◆ Task statement ◆
Please count the lines below that contain the word "legend", and reply with that number alone.
____________________
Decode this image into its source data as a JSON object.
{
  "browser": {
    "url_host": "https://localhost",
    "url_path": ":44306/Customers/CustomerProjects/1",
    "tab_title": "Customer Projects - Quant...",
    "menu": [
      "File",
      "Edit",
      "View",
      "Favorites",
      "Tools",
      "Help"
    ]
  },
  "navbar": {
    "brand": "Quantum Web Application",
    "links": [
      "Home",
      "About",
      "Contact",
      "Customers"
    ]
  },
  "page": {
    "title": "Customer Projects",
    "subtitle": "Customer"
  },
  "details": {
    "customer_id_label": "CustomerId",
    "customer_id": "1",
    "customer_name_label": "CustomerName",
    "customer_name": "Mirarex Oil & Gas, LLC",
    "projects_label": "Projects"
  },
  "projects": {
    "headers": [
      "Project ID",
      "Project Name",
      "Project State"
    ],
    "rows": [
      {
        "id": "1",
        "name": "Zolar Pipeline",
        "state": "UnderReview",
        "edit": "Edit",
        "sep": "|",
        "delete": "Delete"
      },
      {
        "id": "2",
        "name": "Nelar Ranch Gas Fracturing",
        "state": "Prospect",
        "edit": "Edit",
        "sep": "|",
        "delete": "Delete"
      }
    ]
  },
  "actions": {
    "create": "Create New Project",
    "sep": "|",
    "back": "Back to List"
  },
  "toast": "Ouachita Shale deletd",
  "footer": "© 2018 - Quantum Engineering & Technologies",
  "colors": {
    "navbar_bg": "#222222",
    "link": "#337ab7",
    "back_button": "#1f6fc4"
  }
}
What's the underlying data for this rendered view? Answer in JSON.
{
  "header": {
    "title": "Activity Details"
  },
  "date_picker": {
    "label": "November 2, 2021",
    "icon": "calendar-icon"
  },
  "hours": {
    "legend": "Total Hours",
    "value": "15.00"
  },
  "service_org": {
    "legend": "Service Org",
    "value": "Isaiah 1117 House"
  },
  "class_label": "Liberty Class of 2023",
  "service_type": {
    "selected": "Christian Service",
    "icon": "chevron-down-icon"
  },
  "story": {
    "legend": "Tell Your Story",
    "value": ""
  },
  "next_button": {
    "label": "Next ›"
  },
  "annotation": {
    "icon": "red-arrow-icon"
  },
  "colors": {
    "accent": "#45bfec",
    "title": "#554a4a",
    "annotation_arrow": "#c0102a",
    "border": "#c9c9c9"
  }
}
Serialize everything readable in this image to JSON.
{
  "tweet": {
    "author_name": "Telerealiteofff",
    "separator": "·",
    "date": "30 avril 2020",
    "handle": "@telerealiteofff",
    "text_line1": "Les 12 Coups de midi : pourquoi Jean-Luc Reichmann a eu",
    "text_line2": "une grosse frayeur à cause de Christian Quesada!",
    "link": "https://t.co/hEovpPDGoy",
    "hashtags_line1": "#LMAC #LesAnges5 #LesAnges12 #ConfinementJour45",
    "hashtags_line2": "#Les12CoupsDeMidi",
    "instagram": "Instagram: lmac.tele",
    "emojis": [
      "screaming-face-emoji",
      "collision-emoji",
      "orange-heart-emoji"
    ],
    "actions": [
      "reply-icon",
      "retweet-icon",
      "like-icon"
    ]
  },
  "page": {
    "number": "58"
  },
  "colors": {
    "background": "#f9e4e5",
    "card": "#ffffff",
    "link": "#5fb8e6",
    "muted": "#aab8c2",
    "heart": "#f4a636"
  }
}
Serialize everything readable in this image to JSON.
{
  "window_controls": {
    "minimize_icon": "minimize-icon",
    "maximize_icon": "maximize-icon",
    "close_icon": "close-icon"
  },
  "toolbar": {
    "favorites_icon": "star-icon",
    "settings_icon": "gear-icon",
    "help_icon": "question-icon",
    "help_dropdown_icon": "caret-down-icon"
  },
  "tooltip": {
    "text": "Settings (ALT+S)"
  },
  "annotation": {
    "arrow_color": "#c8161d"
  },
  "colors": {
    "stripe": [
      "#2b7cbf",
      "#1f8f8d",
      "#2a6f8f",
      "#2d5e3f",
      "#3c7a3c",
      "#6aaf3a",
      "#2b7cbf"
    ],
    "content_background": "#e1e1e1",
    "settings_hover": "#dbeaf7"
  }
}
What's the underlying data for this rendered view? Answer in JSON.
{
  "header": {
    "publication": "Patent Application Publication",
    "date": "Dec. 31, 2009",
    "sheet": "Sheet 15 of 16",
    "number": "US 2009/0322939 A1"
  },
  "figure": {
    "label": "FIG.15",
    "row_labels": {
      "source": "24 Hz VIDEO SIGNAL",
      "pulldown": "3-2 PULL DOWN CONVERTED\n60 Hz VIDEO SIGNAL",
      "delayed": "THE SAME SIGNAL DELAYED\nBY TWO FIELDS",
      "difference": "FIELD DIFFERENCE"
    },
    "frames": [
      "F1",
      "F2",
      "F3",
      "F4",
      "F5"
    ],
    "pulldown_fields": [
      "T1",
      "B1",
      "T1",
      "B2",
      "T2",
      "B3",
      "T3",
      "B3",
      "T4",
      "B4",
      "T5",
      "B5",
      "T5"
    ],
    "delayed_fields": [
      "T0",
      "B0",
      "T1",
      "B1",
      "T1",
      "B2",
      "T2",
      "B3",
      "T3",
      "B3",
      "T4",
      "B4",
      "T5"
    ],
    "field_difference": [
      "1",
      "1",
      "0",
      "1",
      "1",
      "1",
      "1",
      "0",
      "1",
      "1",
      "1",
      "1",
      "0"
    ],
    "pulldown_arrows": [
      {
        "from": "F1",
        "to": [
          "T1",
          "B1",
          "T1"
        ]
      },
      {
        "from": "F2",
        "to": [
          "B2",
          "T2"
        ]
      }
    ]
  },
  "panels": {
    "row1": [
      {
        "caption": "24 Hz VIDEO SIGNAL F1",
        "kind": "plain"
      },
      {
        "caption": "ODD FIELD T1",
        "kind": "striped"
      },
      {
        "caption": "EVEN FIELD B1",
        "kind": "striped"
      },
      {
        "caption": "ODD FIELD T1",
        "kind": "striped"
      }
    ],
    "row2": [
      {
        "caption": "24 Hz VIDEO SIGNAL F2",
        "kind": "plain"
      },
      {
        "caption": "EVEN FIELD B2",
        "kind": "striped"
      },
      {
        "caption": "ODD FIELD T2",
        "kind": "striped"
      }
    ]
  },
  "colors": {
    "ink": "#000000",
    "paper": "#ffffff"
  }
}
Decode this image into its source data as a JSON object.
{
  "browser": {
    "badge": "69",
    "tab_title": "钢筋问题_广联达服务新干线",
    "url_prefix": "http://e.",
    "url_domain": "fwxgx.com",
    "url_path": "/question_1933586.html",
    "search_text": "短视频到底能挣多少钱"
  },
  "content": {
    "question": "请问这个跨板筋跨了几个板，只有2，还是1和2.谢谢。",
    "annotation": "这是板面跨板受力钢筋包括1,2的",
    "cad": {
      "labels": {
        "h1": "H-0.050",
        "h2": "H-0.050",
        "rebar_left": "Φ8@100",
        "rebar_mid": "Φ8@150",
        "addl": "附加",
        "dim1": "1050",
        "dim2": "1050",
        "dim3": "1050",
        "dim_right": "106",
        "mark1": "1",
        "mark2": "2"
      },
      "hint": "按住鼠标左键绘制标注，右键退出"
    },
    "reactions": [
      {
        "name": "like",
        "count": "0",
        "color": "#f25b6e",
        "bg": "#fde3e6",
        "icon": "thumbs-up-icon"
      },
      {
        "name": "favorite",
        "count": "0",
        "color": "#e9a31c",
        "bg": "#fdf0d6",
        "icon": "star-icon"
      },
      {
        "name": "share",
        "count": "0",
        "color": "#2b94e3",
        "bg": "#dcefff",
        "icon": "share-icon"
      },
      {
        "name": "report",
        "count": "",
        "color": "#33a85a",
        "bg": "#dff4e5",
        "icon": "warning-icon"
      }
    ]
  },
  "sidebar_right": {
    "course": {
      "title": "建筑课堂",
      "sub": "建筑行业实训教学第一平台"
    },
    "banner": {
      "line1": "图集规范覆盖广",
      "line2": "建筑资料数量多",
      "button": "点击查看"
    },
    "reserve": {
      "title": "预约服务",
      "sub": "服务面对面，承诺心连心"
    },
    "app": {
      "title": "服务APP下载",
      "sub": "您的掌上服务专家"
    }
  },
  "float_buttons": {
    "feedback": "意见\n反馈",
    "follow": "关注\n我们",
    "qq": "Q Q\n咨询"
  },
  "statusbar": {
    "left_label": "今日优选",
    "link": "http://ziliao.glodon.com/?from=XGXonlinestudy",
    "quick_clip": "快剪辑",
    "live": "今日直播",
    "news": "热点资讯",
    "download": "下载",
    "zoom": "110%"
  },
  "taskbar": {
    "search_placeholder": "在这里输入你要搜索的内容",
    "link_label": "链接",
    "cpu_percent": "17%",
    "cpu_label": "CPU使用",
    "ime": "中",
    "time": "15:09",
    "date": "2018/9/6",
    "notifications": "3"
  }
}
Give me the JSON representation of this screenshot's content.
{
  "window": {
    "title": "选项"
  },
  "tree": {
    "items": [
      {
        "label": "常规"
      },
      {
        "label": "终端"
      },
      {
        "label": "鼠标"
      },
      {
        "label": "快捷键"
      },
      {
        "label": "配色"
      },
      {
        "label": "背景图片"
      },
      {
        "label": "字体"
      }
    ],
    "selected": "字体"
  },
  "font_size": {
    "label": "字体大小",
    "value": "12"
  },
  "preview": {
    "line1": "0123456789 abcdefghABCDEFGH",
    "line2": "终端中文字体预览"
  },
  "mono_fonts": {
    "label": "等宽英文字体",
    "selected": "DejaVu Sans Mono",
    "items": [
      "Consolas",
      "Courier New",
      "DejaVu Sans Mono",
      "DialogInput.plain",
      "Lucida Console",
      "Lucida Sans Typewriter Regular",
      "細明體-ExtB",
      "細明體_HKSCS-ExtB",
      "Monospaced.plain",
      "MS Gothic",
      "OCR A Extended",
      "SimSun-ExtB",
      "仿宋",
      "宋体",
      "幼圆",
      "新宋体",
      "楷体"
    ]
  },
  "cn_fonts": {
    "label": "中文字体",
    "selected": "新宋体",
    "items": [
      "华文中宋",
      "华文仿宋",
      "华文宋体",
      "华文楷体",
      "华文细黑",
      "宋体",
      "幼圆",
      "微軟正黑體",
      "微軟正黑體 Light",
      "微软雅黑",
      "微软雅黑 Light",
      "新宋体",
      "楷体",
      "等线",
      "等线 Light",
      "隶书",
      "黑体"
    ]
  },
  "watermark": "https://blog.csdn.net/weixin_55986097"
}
____________________
◆ Output of the task ◆
3